TASK PROMPT.
Collect the lines of the entries where "float" shows up.

RECORDS SUPPLIED.
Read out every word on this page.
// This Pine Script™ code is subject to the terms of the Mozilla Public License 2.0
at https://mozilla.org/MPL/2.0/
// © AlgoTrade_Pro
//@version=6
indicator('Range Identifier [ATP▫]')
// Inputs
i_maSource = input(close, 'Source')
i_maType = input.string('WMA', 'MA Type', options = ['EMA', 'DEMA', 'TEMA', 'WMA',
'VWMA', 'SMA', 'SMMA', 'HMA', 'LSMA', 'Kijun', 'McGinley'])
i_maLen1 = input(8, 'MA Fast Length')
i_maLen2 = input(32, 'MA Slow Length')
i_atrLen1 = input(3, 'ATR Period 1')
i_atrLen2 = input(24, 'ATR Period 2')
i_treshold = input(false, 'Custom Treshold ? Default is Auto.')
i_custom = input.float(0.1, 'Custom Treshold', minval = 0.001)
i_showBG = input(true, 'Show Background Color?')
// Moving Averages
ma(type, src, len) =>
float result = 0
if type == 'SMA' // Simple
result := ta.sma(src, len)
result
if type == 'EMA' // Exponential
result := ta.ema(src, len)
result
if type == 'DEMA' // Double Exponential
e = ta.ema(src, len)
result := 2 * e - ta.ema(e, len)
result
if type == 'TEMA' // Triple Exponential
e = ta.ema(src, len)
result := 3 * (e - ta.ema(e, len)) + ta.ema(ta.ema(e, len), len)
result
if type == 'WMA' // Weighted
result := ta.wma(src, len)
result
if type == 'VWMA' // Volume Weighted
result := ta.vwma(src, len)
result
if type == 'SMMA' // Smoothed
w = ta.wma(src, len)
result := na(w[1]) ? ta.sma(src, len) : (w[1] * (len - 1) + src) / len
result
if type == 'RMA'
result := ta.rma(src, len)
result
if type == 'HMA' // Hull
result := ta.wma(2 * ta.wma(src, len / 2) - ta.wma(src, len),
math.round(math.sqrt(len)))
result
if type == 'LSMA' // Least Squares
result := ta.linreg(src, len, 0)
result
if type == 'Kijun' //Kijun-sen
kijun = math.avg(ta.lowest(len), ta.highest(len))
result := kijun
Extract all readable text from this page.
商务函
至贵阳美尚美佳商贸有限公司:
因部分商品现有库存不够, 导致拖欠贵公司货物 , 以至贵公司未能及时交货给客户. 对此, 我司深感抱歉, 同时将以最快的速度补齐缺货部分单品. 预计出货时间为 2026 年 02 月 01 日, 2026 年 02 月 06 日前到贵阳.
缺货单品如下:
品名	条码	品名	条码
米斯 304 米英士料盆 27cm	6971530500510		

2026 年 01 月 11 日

FINISHED ANSWER.
i_custom = input.float(0.1, 'Custom Treshold', minval = 0.001)
float result = 0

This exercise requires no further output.